**Directions:** All entries must be repeated exactly; do not include the pictures.

**Records for processing:**
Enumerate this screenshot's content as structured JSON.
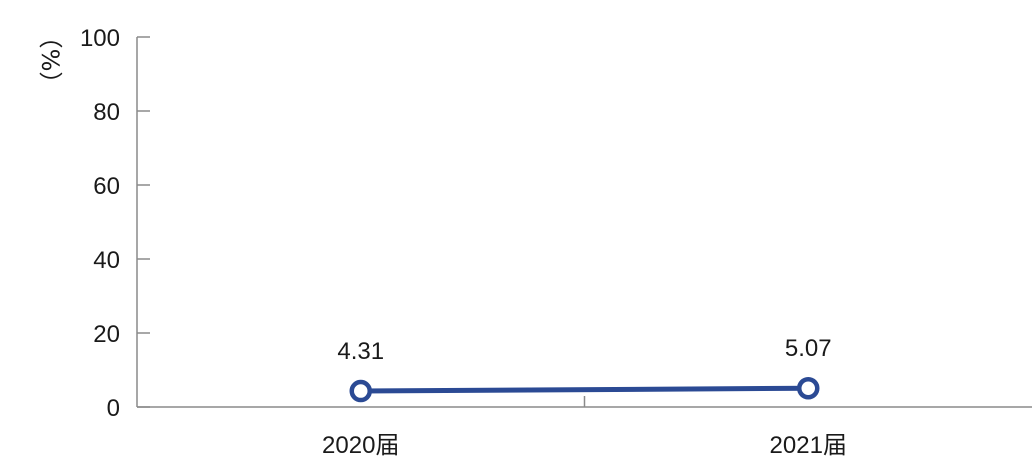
{
  "chart_data": {
    "type": "line",
    "title": "",
    "xlabel": "",
    "ylabel": "（%）",
    "categories": [
      "2020届",
      "2021届"
    ],
    "series": [
      {
        "values": [
          4.31,
          5.07
        ]
      }
    ],
    "data_labels": [
      "4.31",
      "5.07"
    ],
    "y_ticks": [
      "0",
      "20",
      "40",
      "60",
      "80",
      "100"
    ],
    "ylim": [
      0,
      100
    ],
    "grid": false,
    "legend": "none",
    "colors": {
      "line": "#2b4a94",
      "marker_fill": "#ffffff",
      "axis": "#8a8a8a"
    }
  }
}
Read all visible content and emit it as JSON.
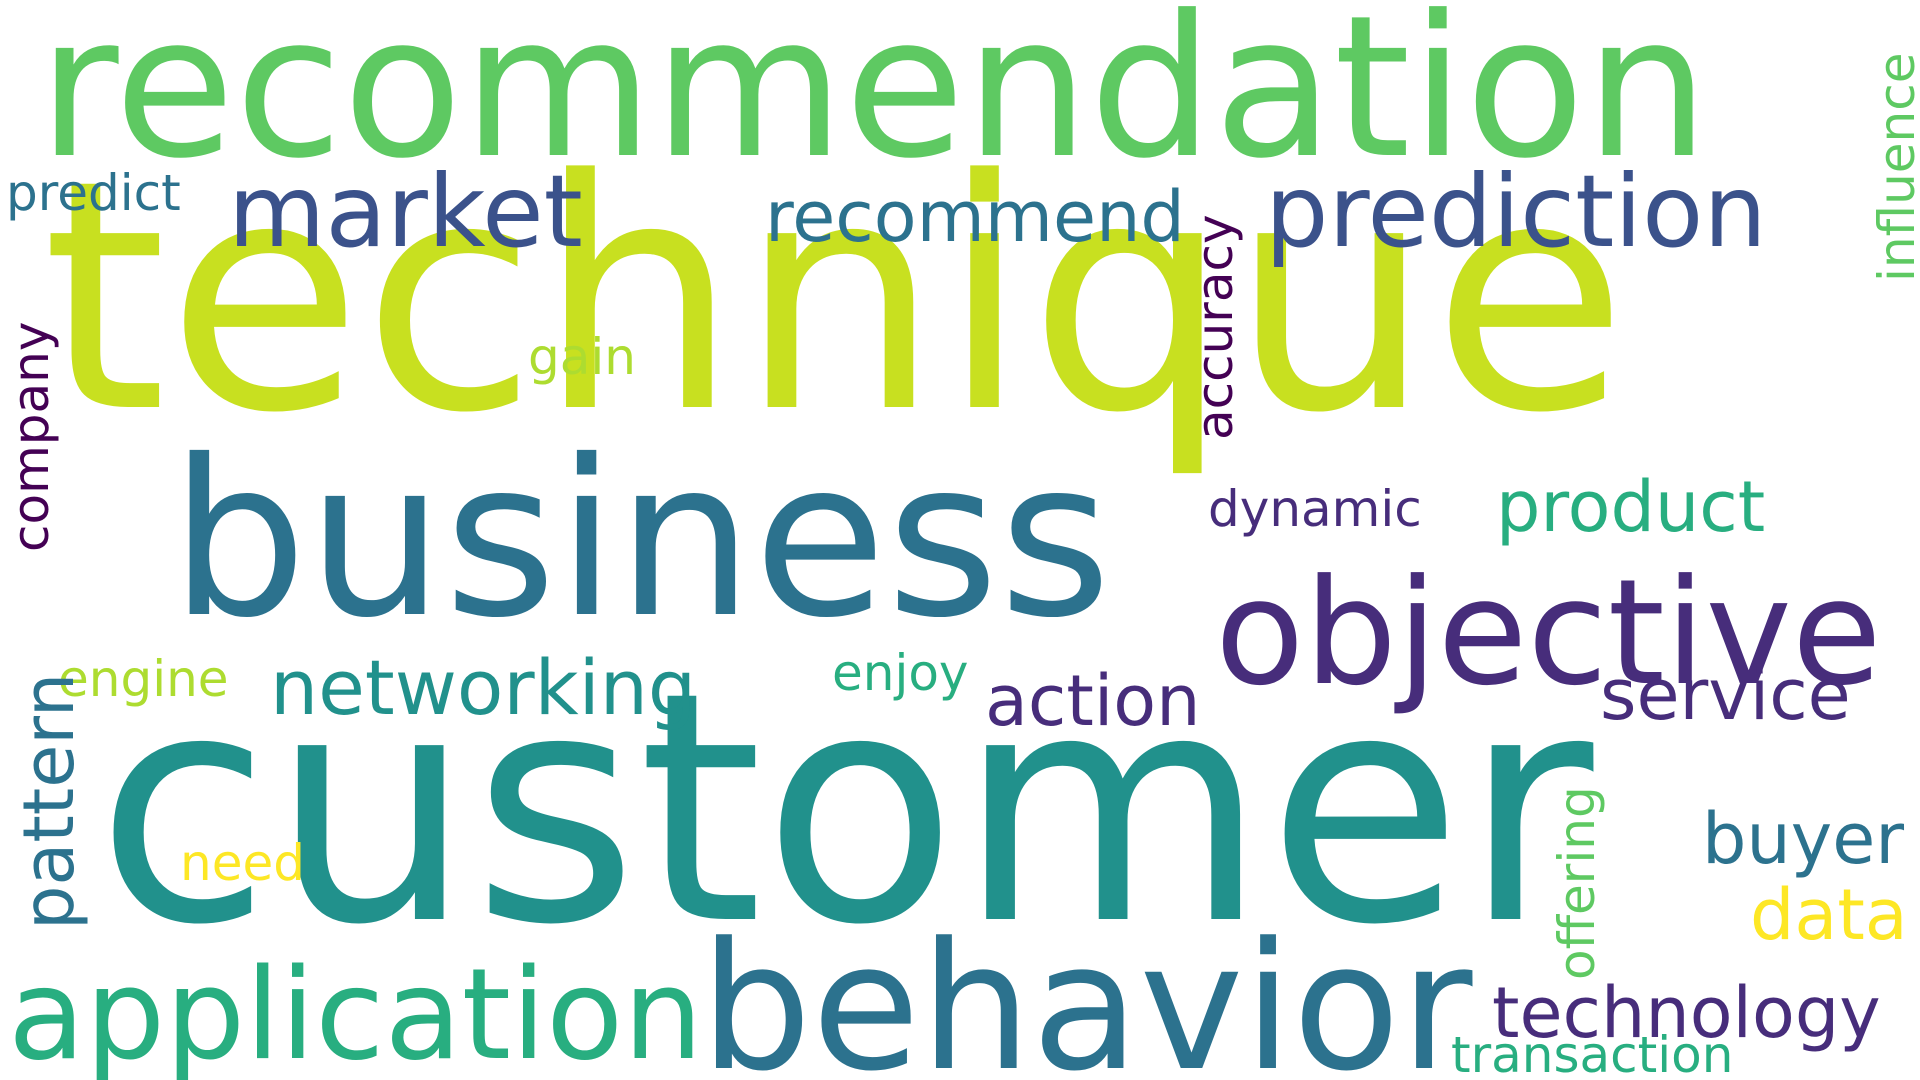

**Answer below:**
Enumerate this screenshot's content as structured JSON.
{
  "chart_data": {
    "type": "line",
    "title": "",
    "xlabel": "",
    "ylabel": "（%）",
    "categories": [
      "2020届",
      "2021届"
    ],
    "series": [
      {
        "values": [
          4.31,
          5.07
        ]
      }
    ],
    "data_labels": [
      "4.31",
      "5.07"
    ],
    "y_ticks": [
      "0",
      "20",
      "40",
      "60",
      "80",
      "100"
    ],
    "ylim": [
      0,
      100
    ],
    "grid": false,
    "legend": "none",
    "colors": {
      "line": "#2b4a94",
      "marker_fill": "#ffffff",
      "axis": "#8a8a8a"
    }
  }
}
Read all visible content and emit it as JSON.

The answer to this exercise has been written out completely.